Exact repetition is required: output every record in full.

Material ::
'''
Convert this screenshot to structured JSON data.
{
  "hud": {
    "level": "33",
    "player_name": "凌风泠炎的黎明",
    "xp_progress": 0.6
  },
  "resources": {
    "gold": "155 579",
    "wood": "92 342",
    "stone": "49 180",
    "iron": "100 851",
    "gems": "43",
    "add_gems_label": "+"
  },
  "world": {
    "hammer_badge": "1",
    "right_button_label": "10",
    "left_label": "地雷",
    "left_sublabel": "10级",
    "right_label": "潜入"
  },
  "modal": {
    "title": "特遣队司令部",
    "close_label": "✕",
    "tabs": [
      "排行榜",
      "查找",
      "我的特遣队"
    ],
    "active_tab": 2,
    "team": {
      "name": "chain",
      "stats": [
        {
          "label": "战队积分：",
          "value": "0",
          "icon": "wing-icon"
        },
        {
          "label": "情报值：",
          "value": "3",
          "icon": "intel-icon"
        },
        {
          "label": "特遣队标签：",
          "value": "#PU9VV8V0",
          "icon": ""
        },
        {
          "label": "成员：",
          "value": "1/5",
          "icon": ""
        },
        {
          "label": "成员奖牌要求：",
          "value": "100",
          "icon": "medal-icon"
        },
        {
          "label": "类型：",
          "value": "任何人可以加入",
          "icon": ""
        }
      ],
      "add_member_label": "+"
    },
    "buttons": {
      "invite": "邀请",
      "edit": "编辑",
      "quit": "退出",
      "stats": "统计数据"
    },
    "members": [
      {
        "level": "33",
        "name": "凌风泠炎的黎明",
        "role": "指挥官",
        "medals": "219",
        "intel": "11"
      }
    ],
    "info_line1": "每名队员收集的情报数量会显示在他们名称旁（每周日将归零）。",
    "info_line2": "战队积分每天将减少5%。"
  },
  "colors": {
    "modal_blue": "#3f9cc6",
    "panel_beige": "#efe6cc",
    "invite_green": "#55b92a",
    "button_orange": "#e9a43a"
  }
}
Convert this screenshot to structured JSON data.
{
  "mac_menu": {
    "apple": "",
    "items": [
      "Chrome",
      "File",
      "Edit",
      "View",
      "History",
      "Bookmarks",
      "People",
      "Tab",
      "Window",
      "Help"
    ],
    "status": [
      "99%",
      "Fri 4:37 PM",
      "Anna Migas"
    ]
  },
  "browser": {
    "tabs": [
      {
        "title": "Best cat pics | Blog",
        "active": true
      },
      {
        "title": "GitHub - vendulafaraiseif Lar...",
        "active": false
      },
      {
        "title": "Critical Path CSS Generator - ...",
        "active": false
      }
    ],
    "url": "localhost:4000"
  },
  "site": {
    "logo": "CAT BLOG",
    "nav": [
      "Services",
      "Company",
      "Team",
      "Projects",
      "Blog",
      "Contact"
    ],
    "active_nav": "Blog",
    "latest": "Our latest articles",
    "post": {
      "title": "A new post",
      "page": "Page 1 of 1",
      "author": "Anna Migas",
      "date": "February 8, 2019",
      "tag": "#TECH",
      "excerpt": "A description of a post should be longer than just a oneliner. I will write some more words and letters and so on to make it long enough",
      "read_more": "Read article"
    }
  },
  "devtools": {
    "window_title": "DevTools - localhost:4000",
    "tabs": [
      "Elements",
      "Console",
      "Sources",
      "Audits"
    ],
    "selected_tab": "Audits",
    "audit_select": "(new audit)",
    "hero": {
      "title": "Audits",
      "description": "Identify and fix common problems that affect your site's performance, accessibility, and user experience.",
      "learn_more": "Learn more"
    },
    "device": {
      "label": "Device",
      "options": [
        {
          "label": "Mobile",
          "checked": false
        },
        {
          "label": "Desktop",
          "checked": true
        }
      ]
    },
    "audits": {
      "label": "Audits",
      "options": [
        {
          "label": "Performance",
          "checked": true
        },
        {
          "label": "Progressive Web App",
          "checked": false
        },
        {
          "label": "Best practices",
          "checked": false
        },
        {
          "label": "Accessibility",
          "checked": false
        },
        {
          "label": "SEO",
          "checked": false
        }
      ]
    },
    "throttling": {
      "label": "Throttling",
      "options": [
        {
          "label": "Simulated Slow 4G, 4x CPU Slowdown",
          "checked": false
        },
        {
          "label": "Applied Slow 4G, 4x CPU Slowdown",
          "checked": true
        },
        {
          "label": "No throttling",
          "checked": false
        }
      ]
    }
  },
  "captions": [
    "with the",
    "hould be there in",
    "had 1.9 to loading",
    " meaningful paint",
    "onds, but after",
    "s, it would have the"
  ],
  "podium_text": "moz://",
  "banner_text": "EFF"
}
'''
Full response ::
Convert this screenshot to structured JSON data.
{
  "hud": {
    "level": "33",
    "player_name": "凌风泠炎的黎明",
    "xp_progress": 0.6
  },
  "resources": {
    "gold": "155 579",
    "wood": "92 342",
    "stone": "49 180",
    "iron": "100 851",
    "gems": "43",
    "add_gems_label": "+"
  },
  "world": {
    "hammer_badge": "1",
    "right_button_label": "10",
    "left_label": "地雷",
    "left_sublabel": "10级",
    "right_label": "潜入"
  },
  "modal": {
    "title": "特遣队司令部",
    "close_label": "✕",
    "tabs": [
      "排行榜",
      "查找",
      "我的特遣队"
    ],
    "active_tab": 2,
    "team": {
      "name": "chain",
      "stats": [
        {
          "label": "战队积分：",
          "value": "0",
          "icon": "wing-icon"
        },
        {
          "label": "情报值：",
          "value": "3",
          "icon": "intel-icon"
        },
        {
          "label": "特遣队标签：",
          "value": "#PU9VV8V0",
          "icon": ""
        },
        {
          "label": "成员：",
          "value": "1/5",
          "icon": ""
        },
        {
          "label": "成员奖牌要求：",
          "value": "100",
          "icon": "medal-icon"
        },
        {
          "label": "类型：",
          "value": "任何人可以加入",
          "icon": ""
        }
      ],
      "add_member_label": "+"
    },
    "buttons": {
      "invite": "邀请",
      "edit": "编辑",
      "quit": "退出",
      "stats": "统计数据"
    },
    "members": [
      {
        "level": "33",
        "name": "凌风泠炎的黎明",
        "role": "指挥官",
        "medals": "219",
        "intel": "11"
      }
    ],
    "info_line1": "每名队员收集的情报数量会显示在他们名称旁（每周日将归零）。",
    "info_line2": "战队积分每天将减少5%。"
  },
  "colors": {
    "modal_blue": "#3f9cc6",
    "panel_beige": "#efe6cc",
    "invite_green": "#55b92a",
    "button_orange": "#e9a43a"
  }
}
Convert this screenshot to structured JSON data.
{
  "mac_menu": {
    "apple": "",
    "items": [
      "Chrome",
      "File",
      "Edit",
      "View",
      "History",
      "Bookmarks",
      "People",
      "Tab",
      "Window",
      "Help"
    ],
    "status": [
      "99%",
      "Fri 4:37 PM",
      "Anna Migas"
    ]
  },
  "browser": {
    "tabs": [
      {
        "title": "Best cat pics | Blog",
        "active": true
      },
      {
        "title": "GitHub - vendulafaraiseif Lar...",
        "active": false
      },
      {
        "title": "Critical Path CSS Generator - ...",
        "active": false
      }
    ],
    "url": "localhost:4000"
  },
  "site": {
    "logo": "CAT BLOG",
    "nav": [
      "Services",
      "Company",
      "Team",
      "Projects",
      "Blog",
      "Contact"
    ],
    "active_nav": "Blog",
    "latest": "Our latest articles",
    "post": {
      "title": "A new post",
      "page": "Page 1 of 1",
      "author": "Anna Migas",
      "date": "February 8, 2019",
      "tag": "#TECH",
      "excerpt": "A description of a post should be longer than just a oneliner. I will write some more words and letters and so on to make it long enough",
      "read_more": "Read article"
    }
  },
  "devtools": {
    "window_title": "DevTools - localhost:4000",
    "tabs": [
      "Elements",
      "Console",
      "Sources",
      "Audits"
    ],
    "selected_tab": "Audits",
    "audit_select": "(new audit)",
    "hero": {
      "title": "Audits",
      "description": "Identify and fix common problems that affect your site's performance, accessibility, and user experience.",
      "learn_more": "Learn more"
    },
    "device": {
      "label": "Device",
      "options": [
        {
          "label": "Mobile",
          "checked": false
        },
        {
          "label": "Desktop",
          "checked": true
        }
      ]
    },
    "audits": {
      "label": "Audits",
      "options": [
        {
          "label": "Performance",
          "checked": true
        },
        {
          "label": "Progressive Web App",
          "checked": false
        },
        {
          "label": "Best practices",
          "checked": false
        },
        {
          "label": "Accessibility",
          "checked": false
        },
        {
          "label": "SEO",
          "checked": false
        }
      ]
    },
    "throttling": {
      "label": "Throttling",
      "options": [
        {
          "label": "Simulated Slow 4G, 4x CPU Slowdown",
          "checked": false
        },
        {
          "label": "Applied Slow 4G, 4x CPU Slowdown",
          "checked": true
        },
        {
          "label": "No throttling",
          "checked": false
        }
      ]
    }
  },
  "captions": [
    "with the",
    "hould be there in",
    "had 1.9 to loading",
    " meaningful paint",
    "onds, but after",
    "s, it would have the"
  ],
  "podium_text": "moz://",
  "banner_text": "EFF"
}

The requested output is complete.